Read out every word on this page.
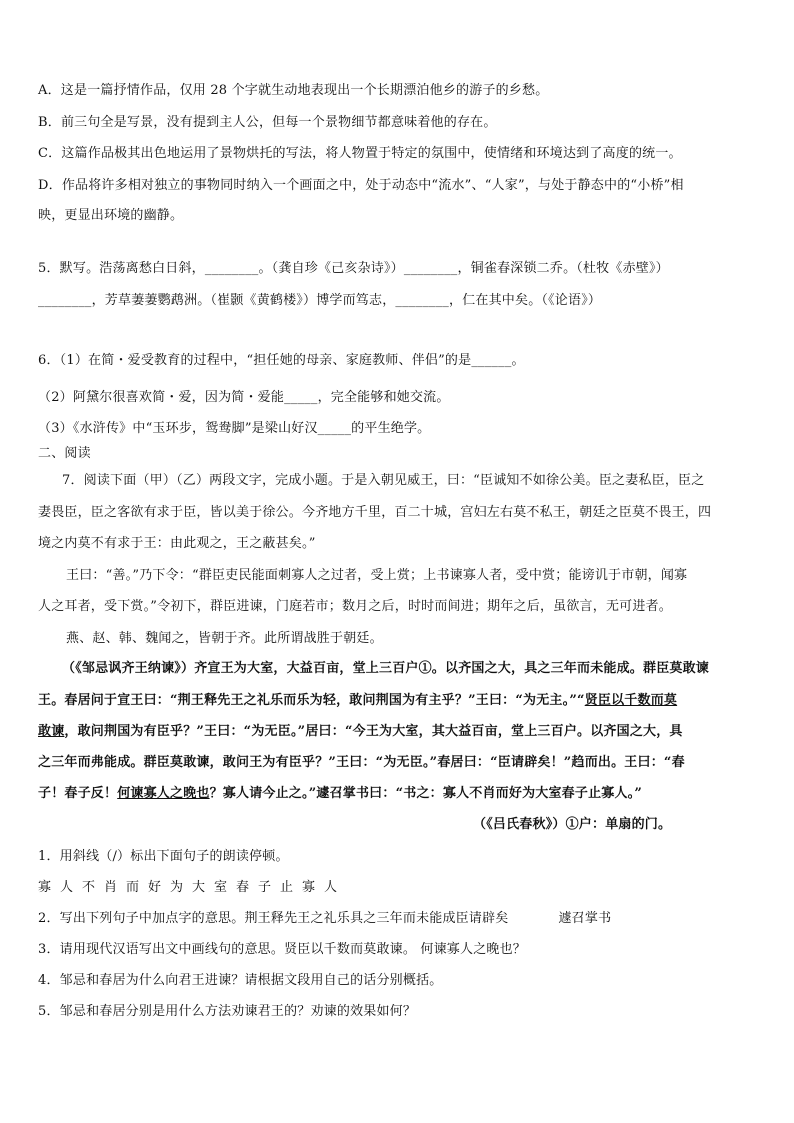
A．这是一篇抒情作品，仅用 28 个字就生动地表现出一个长期漂泊他乡的游子的乡愁。
B．前三句全是写景，没有提到主人公，但每一个景物细节都意味着他的存在。
C．这篇作品极其出色地运用了景物烘托的写法，将人物置于特定的氛围中，使情绪和环境达到了高度的统一。
D．作品将许多相对独立的事物同时纳入一个画面之中，处于动态中“流水”、“人家”，与处于静态中的“小桥”相
映，更显出环境的幽静。
5．默写。浩荡离愁白日斜，________。（龚自珍《己亥杂诗》）________，铜雀春深锁二乔。（杜牧《赤壁》）
________，芳草萋萋鹦鹉洲。（崔颢《黄鹤楼》）博学而笃志，________，仁在其中矣。（《论语》）
6．（1）在简・爱受教育的过程中，“担任她的母亲、家庭教师、伴侣”的是______。
（2）阿黛尔很喜欢简・爱，因为简・爱能_____，完全能够和她交流。
（3）《水浒传》中“玉环步，鸳鸯脚”是梁山好汉_____的平生绝学。
二、阅读
7．阅读下面（甲）（乙）两段文字，完成小题。于是入朝见威王，曰：“臣诚知不如徐公美。臣之妻私臣，臣之
妻畏臣，臣之客欲有求于臣，皆以美于徐公。今齐地方千里，百二十城，宫妇左右莫不私王，朝廷之臣莫不畏王，四
境之内莫不有求于王：由此观之，王之蔽甚矣。”
王曰：“善。”乃下令：“群臣吏民能面刺寡人之过者，受上赏；上书谏寡人者，受中赏；能谤讥于市朝，闻寡
人之耳者，受下赏。”令初下，群臣进谏，门庭若市；数月之后，时时而间进；期年之后，虽欲言，无可进者。
燕、赵、韩、魏闻之，皆朝于齐。此所谓战胜于朝廷。
（《邹忌讽齐王纳谏》）齐宣王为大室，大益百亩，堂上三百户①。以齐国之大，具之三年而未能成。群臣莫敢谏
王。春居问于宣王曰：“荆王释先王之礼乐而乐为轻，敢问荆国为有主乎？”王曰：“为无主。”“贤臣以千数而莫
敢谏，敢问荆国为有臣乎？”王曰：“为无臣。”居曰：“今王为大室，其大益百亩，堂上三百户。以齐国之大，具
之三年而弗能成。群臣莫敢谏，敢问王为有臣乎？”王曰：“为无臣。”春居曰：“臣请辟矣！”趋而出。王曰：“春
子！春子反！何谏寡人之晚也？寡人请今止之。”遽召掌书曰：“书之：寡人不肖而好为大室春子止寡人。”
（《吕氏春秋》）①户：单扇的门。
1．用斜线（/）标出下面句子的朗读停顿。
寡人不肖而好为大室春子止寡人
2．写出下列句子中加点字的意思。荆王释先王之礼乐具之三年而未能成臣请辟矣	遽召掌书
3．请用现代汉语写出文中画线句的意思。贤臣以千数而莫敢谏。 何谏寡人之晚也？
4．邹忌和春居为什么向君王进谏？请根据文段用自己的话分别概括。
5．邹忌和春居分别是用什么方法劝谏君王的？劝谏的效果如何？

------------------------------

* Written task
Reproduce every entry exactly, but omit each picture.

* The completed task
Read out every word on this page.
A．这是一篇抒情作品，仅用 28 个字就生动地表现出一个长期漂泊他乡的游子的乡愁。
B．前三句全是写景，没有提到主人公，但每一个景物细节都意味着他的存在。
C．这篇作品极其出色地运用了景物烘托的写法，将人物置于特定的氛围中，使情绪和环境达到了高度的统一。
D．作品将许多相对独立的事物同时纳入一个画面之中，处于动态中“流水”、“人家”，与处于静态中的“小桥”相
映，更显出环境的幽静。
5．默写。浩荡离愁白日斜，________。（龚自珍《己亥杂诗》）________，铜雀春深锁二乔。（杜牧《赤壁》）
________，芳草萋萋鹦鹉洲。（崔颢《黄鹤楼》）博学而笃志，________，仁在其中矣。（《论语》）
6．（1）在简・爱受教育的过程中，“担任她的母亲、家庭教师、伴侣”的是______。
（2）阿黛尔很喜欢简・爱，因为简・爱能_____，完全能够和她交流。
（3）《水浒传》中“玉环步，鸳鸯脚”是梁山好汉_____的平生绝学。
二、阅读
7．阅读下面（甲）（乙）两段文字，完成小题。于是入朝见威王，曰：“臣诚知不如徐公美。臣之妻私臣，臣之
妻畏臣，臣之客欲有求于臣，皆以美于徐公。今齐地方千里，百二十城，宫妇左右莫不私王，朝廷之臣莫不畏王，四
境之内莫不有求于王：由此观之，王之蔽甚矣。”
王曰：“善。”乃下令：“群臣吏民能面刺寡人之过者，受上赏；上书谏寡人者，受中赏；能谤讥于市朝，闻寡
人之耳者，受下赏。”令初下，群臣进谏，门庭若市；数月之后，时时而间进；期年之后，虽欲言，无可进者。
燕、赵、韩、魏闻之，皆朝于齐。此所谓战胜于朝廷。
（《邹忌讽齐王纳谏》）齐宣王为大室，大益百亩，堂上三百户①。以齐国之大，具之三年而未能成。群臣莫敢谏
王。春居问于宣王曰：“荆王释先王之礼乐而乐为轻，敢问荆国为有主乎？”王曰：“为无主。”“贤臣以千数而莫
敢谏，敢问荆国为有臣乎？”王曰：“为无臣。”居曰：“今王为大室，其大益百亩，堂上三百户。以齐国之大，具
之三年而弗能成。群臣莫敢谏，敢问王为有臣乎？”王曰：“为无臣。”春居曰：“臣请辟矣！”趋而出。王曰：“春
子！春子反！何谏寡人之晚也？寡人请今止之。”遽召掌书曰：“书之：寡人不肖而好为大室春子止寡人。”
（《吕氏春秋》）①户：单扇的门。
1．用斜线（/）标出下面句子的朗读停顿。
寡人不肖而好为大室春子止寡人
2．写出下列句子中加点字的意思。荆王释先王之礼乐具之三年而未能成臣请辟矣	遽召掌书
3．请用现代汉语写出文中画线句的意思。贤臣以千数而莫敢谏。 何谏寡人之晚也？
4．邹忌和春居为什么向君王进谏？请根据文段用自己的话分别概括。
5．邹忌和春居分别是用什么方法劝谏君王的？劝谏的效果如何？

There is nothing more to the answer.